>> BEGIN

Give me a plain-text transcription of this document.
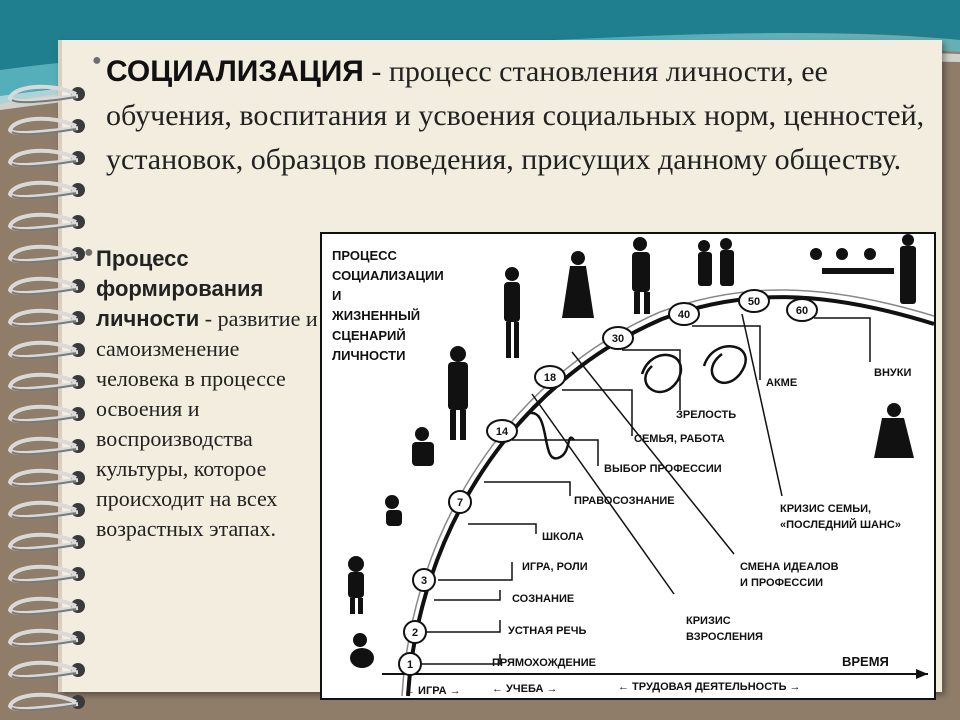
● СОЦИАЛИЗАЦИЯ - процесс становления личности, ее обучения, воспитания и усвоения социальных норм, ценностей, установок, образцов поведения, присущих данному обществу.
● Процесс формирования личности - развитие и самоизменение человека в процессе освоения и воспроизводства культуры, которое происходит на всех возрастных этапах.
ПРОЦЕСС
СОЦИАЛИЗАЦИИ
И
ЖИЗНЕННЫЙ
СЦЕНАРИЙ
ЛИЧНОСТИ
ВРЕМЯ
← ИГРА →	← УЧЕБА →	← ТРУДОВАЯ ДЕЯТЕЛЬНОСТЬ →
1
2
3
7
14
18
30
40
50
60
ПРЯМОХОЖДЕНИЕ
УСТНАЯ РЕЧЬ
СОЗНАНИЕ
ИГРА, РОЛИ
ШКОЛА
ПРАВОСОЗНАНИЕ
ВЫБОР ПРОФЕССИИ
СЕМЬЯ, РАБОТА
ЗРЕЛОСТЬ
АКМЕ
ВНУКИ
КРИЗИС
ВЗРОСЛЕНИЯ
СМЕНА ИДЕАЛОВ
И ПРОФЕССИИ
КРИЗИС СЕМЬИ,
«ПОСЛЕДНИЙ ШАНС»
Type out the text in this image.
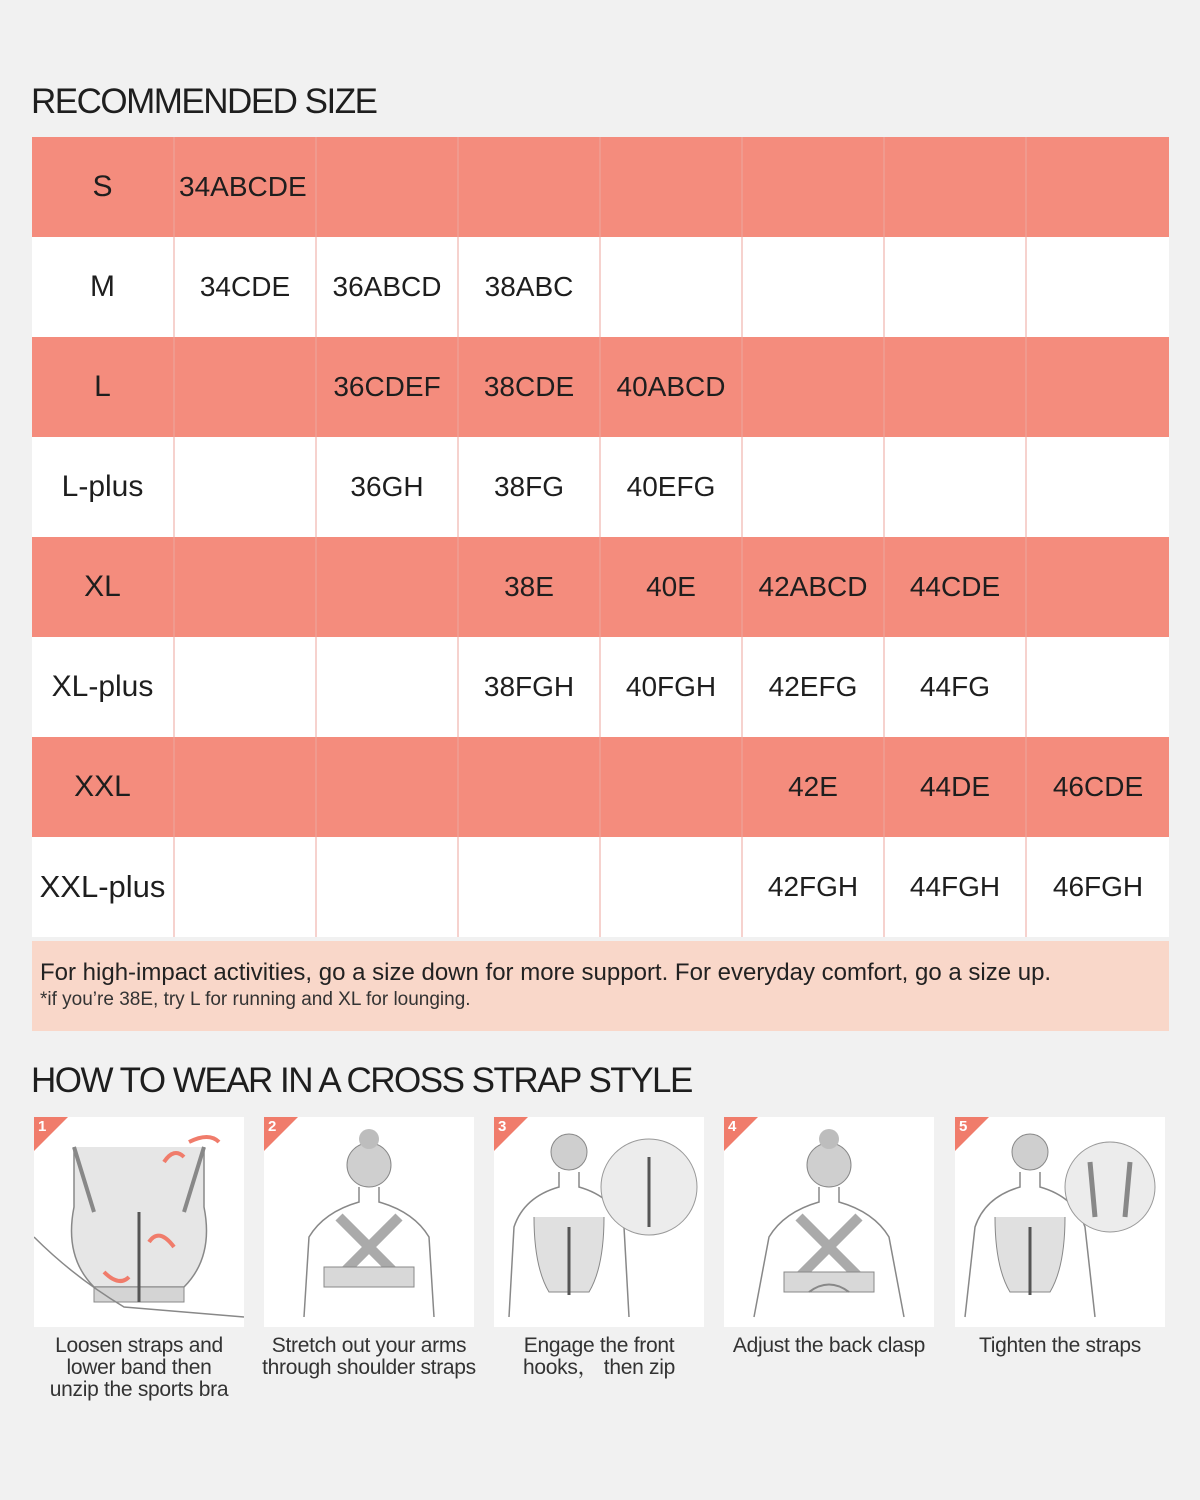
RECOMMENDED SIZE
S	34ABCDE						
M	34CDE	36ABCD	38ABC				
L		36CDEF	38CDE	40ABCD			
L-plus		36GH	38FG	40EFG			
XL			38E	40E	42ABCD	44CDE	
XL-plus			38FGH	40FGH	42EFG	44FG	
XXL					42E	44DE	46CDE
XXL-plus					42FGH	44FGH	46FGH
For high-impact activities, go a size down for more support. For everyday comfort, go a size up.
*if you’re 38E, try L for running and XL for lounging.
HOW TO WEAR IN A CROSS STRAP STYLE
1
Loosen straps and
lower band then
unzip the sports bra
2
Stretch out your arms
through shoulder straps
3
Engage the front
hooks， then zip
4
Adjust the back clasp
5
Tighten the straps
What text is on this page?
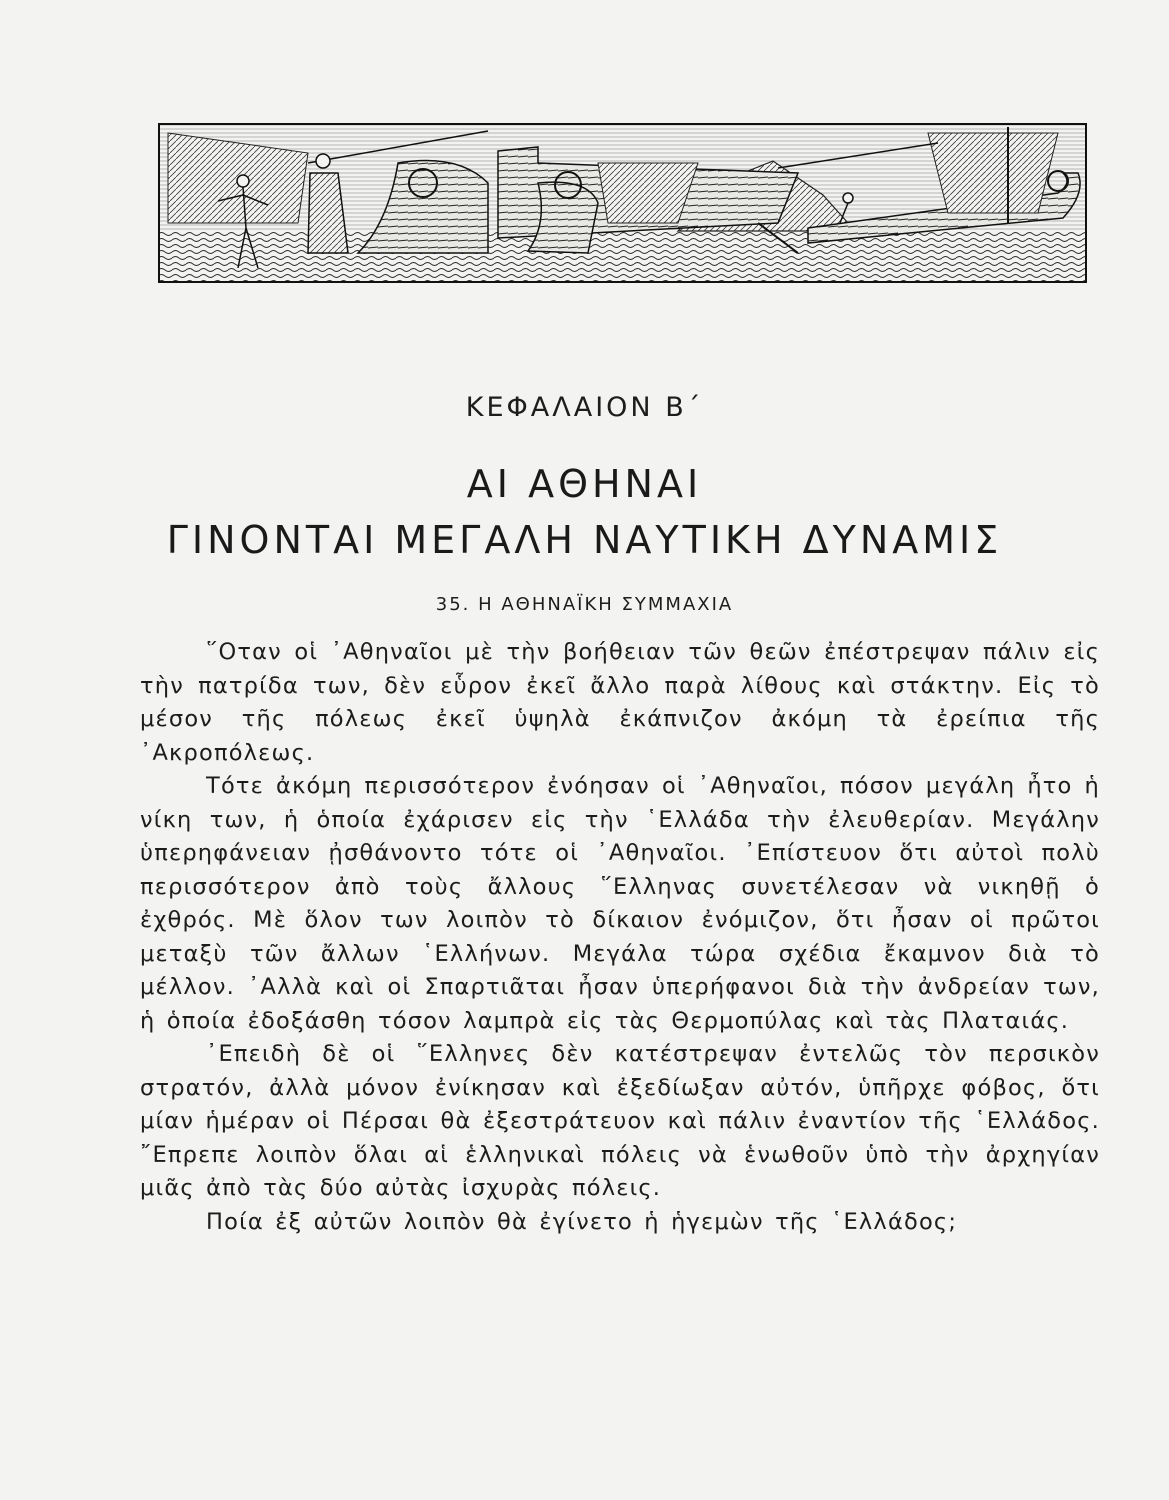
ΚΕΦΑΛΑΙΟΝ Β΄
ΑΙ ΑΘΗΝΑΙ
ΓΙΝΟΝΤΑΙ ΜΕΓΑΛΗ ΝΑΥΤΙΚΗ ΔΥΝΑΜΙΣ
35. Η ΑΘΗΝΑΪΚΗ ΣΥΜΜΑΧΙΑ

῞Οταν οἱ ᾿Αθηναῖοι μὲ τὴν βοήθειαν τῶν θεῶν ἐπέστρεψαν πάλιν εἰς τὴν πατρίδα των, δὲν εὗρον ἐκεῖ ἄλλο παρὰ λίθους καὶ στάκτην. Εἰς τὸ μέσον τῆς πόλεως ἐκεῖ ὑψηλὰ ἐκάπνιζον ἀκόμη τὰ ἐρείπια τῆς ᾿Ακροπόλεως.

Τότε ἀκόμη περισσότερον ἐνόησαν οἱ ᾿Αθηναῖοι, πόσον μεγάλη ἦτο ἡ νίκη των, ἡ ὁποία ἐχάρισεν εἰς τὴν ῾Ελλάδα τὴν ἐλευθερίαν. Μεγάλην ὑπερηφάνειαν ᾐσθάνοντο τότε οἱ ᾿Αθηναῖοι. ᾿Επίστευον ὅτι αὐτοὶ πολὺ περισσότερον ἀπὸ τοὺς ἄλλους ῞Ελληνας συνετέλεσαν νὰ νικηθῇ ὁ ἐχθρός. Μὲ ὅλον των λοιπὸν τὸ δίκαιον ἐνόμιζον, ὅτι ἦσαν οἱ πρῶτοι μεταξὺ τῶν ἄλλων ῾Ελλήνων. Μεγάλα τώρα σχέδια ἔκαμνον διὰ τὸ μέλλον. ᾿Αλλὰ καὶ οἱ Σπαρτιᾶται ἦσαν ὑπερήφανοι διὰ τὴν ἀνδρείαν των, ἡ ὁποία ἐδοξάσθη τόσον λαμπρὰ εἰς τὰς Θερμοπύλας καὶ τὰς Πλαταιάς.

᾿Επειδὴ δὲ οἱ ῞Ελληνες δὲν κατέστρεψαν ἐντελῶς τὸν περσικὸν στρατόν, ἀλλὰ μόνον ἐνίκησαν καὶ ἐξεδίωξαν αὐτόν, ὑπῆρχε φόβος, ὅτι μίαν ἡμέραν οἱ Πέρσαι θὰ ἐξεστράτευον καὶ πάλιν ἐναντίον τῆς ῾Ελλάδος. ῎Επρεπε λοιπὸν ὅλαι αἱ ἑλληνικαὶ πόλεις νὰ ἑνωθοῦν ὑπὸ τὴν ἀρχηγίαν μιᾶς ἀπὸ τὰς δύο αὐτὰς ἰσχυρὰς πόλεις.

Ποία ἐξ αὐτῶν λοιπὸν θὰ ἐγίνετο ἡ ἡγεμὼν τῆς ῾Ελλάδος;
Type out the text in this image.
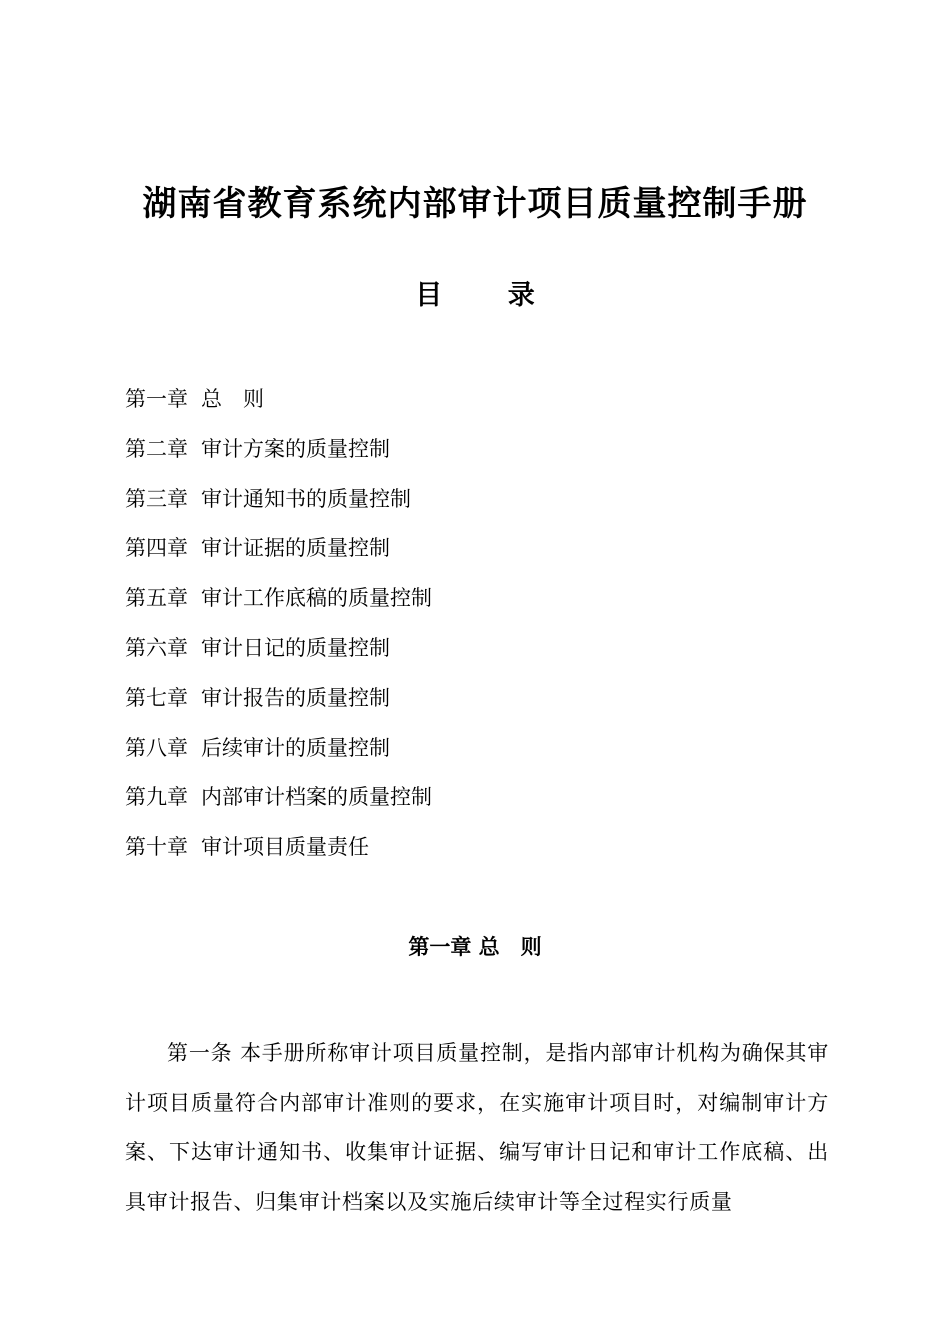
湖南省教育系统内部审计项目质量控制手册
目 录
第一章 总　则
第二章 审计方案的质量控制
第三章 审计通知书的质量控制
第四章 审计证据的质量控制
第五章 审计工作底稿的质量控制
第六章 审计日记的质量控制
第七章 审计报告的质量控制
第八章 后续审计的质量控制
第九章 内部审计档案的质量控制
第十章 审计项目质量责任
第一章 总　则

第一条 本手册所称审计项目质量控制，是指内部审计机构为确保其审计项目质量符合内部审计准则的要求，在实施审计项目时，对编制审计方案、下达审计通知书、收集审计证据、编写审计日记和审计工作底稿、出具审计报告、归集审计档案以及实施后续审计等全过程实行质量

>> END

_WHAT IS EXPECTED_
Keep the pictures out of the copy and return the rest of the data above exactly.

_SOLUTION FOR THIS PROBLEM_
Give me a plain-text transcription of this document.
● СОЦИАЛИЗАЦИЯ - процесс становления личности, ее обучения, воспитания и усвоения социальных норм, ценностей, установок, образцов поведения, присущих данному обществу.
● Процесс формирования личности - развитие и самоизменение человека в процессе освоения и воспроизводства культуры, которое происходит на всех возрастных этапах.
ПРОЦЕСС
СОЦИАЛИЗАЦИИ
И
ЖИЗНЕННЫЙ
СЦЕНАРИЙ
ЛИЧНОСТИ
ВРЕМЯ
← ИГРА →	← УЧЕБА →	← ТРУДОВАЯ ДЕЯТЕЛЬНОСТЬ →
1
2
3
7
14
18
30
40
50
60
ПРЯМОХОЖДЕНИЕ
УСТНАЯ РЕЧЬ
СОЗНАНИЕ
ИГРА, РОЛИ
ШКОЛА
ПРАВОСОЗНАНИЕ
ВЫБОР ПРОФЕССИИ
СЕМЬЯ, РАБОТА
ЗРЕЛОСТЬ
АКМЕ
ВНУКИ
КРИЗИС
ВЗРОСЛЕНИЯ
СМЕНА ИДЕАЛОВ
И ПРОФЕССИИ
КРИЗИС СЕМЬИ,
«ПОСЛЕДНИЙ ШАНС»
Type out the text in this image.
RECOMMENDED SIZE
S	34ABCDE						
M	34CDE	36ABCD	38ABC				
L		36CDEF	38CDE	40ABCD			
L-plus		36GH	38FG	40EFG			
XL			38E	40E	42ABCD	44CDE	
XL-plus			38FGH	40FGH	42EFG	44FG	
XXL					42E	44DE	46CDE
XXL-plus					42FGH	44FGH	46FGH
For high-impact activities, go a size down for more support. For everyday comfort, go a size up.
*if you’re 38E, try L for running and XL for lounging.
HOW TO WEAR IN A CROSS STRAP STYLE
1
Loosen straps and
lower band then
unzip the sports bra
2
Stretch out your arms
through shoulder straps
3
Engage the front
hooks， then zip
4
Adjust the back clasp
5
Tighten the straps
What text is on this page?
ΚΕΦΑΛΑΙΟΝ Β΄
ΑΙ ΑΘΗΝΑΙ
ΓΙΝΟΝΤΑΙ ΜΕΓΑΛΗ ΝΑΥΤΙΚΗ ΔΥΝΑΜΙΣ
35. Η ΑΘΗΝΑΪΚΗ ΣΥΜΜΑΧΙΑ

῞Οταν οἱ ᾿Αθηναῖοι μὲ τὴν βοήθειαν τῶν θεῶν ἐπέστρεψαν πάλιν εἰς τὴν πατρίδα των, δὲν εὗρον ἐκεῖ ἄλλο παρὰ λίθους καὶ στάκτην. Εἰς τὸ μέσον τῆς πόλεως ἐκεῖ ὑψηλὰ ἐκάπνιζον ἀκόμη τὰ ἐρείπια τῆς ᾿Ακροπόλεως.

Τότε ἀκόμη περισσότερον ἐνόησαν οἱ ᾿Αθηναῖοι, πόσον μεγάλη ἦτο ἡ νίκη των, ἡ ὁποία ἐχάρισεν εἰς τὴν ῾Ελλάδα τὴν ἐλευθερίαν. Μεγάλην ὑπερηφάνειαν ᾐσθάνοντο τότε οἱ ᾿Αθηναῖοι. ᾿Επίστευον ὅτι αὐτοὶ πολὺ περισσότερον ἀπὸ τοὺς ἄλλους ῞Ελληνας συνετέλεσαν νὰ νικηθῇ ὁ ἐχθρός. Μὲ ὅλον των λοιπὸν τὸ δίκαιον ἐνόμιζον, ὅτι ἦσαν οἱ πρῶτοι μεταξὺ τῶν ἄλλων ῾Ελλήνων. Μεγάλα τώρα σχέδια ἔκαμνον διὰ τὸ μέλλον. ᾿Αλλὰ καὶ οἱ Σπαρτιᾶται ἦσαν ὑπερήφανοι διὰ τὴν ἀνδρείαν των, ἡ ὁποία ἐδοξάσθη τόσον λαμπρὰ εἰς τὰς Θερμοπύλας καὶ τὰς Πλαταιάς.

᾿Επειδὴ δὲ οἱ ῞Ελληνες δὲν κατέστρεψαν ἐντελῶς τὸν περσικὸν στρατόν, ἀλλὰ μόνον ἐνίκησαν καὶ ἐξεδίωξαν αὐτόν, ὑπῆρχε φόβος, ὅτι μίαν ἡμέραν οἱ Πέρσαι θὰ ἐξεστράτευον καὶ πάλιν ἐναντίον τῆς ῾Ελλάδος. ῎Επρεπε λοιπὸν ὅλαι αἱ ἑλληνικαὶ πόλεις νὰ ἑνωθοῦν ὑπὸ τὴν ἀρχηγίαν μιᾶς ἀπὸ τὰς δύο αὐτὰς ἰσχυρὰς πόλεις.

Ποία ἐξ αὐτῶν λοιπὸν θὰ ἐγίνετο ἡ ἡγεμὼν τῆς ῾Ελλάδος;
Type out the text in this image.
湖南省教育系统内部审计项目质量控制手册
目 录
第一章 总　则
第二章 审计方案的质量控制
第三章 审计通知书的质量控制
第四章 审计证据的质量控制
第五章 审计工作底稿的质量控制
第六章 审计日记的质量控制
第七章 审计报告的质量控制
第八章 后续审计的质量控制
第九章 内部审计档案的质量控制
第十章 审计项目质量责任
第一章 总　则

第一条 本手册所称审计项目质量控制，是指内部审计机构为确保其审计项目质量符合内部审计准则的要求，在实施审计项目时，对编制审计方案、下达审计通知书、收集审计证据、编写审计日记和审计工作底稿、出具审计报告、归集审计档案以及实施后续审计等全过程实行质量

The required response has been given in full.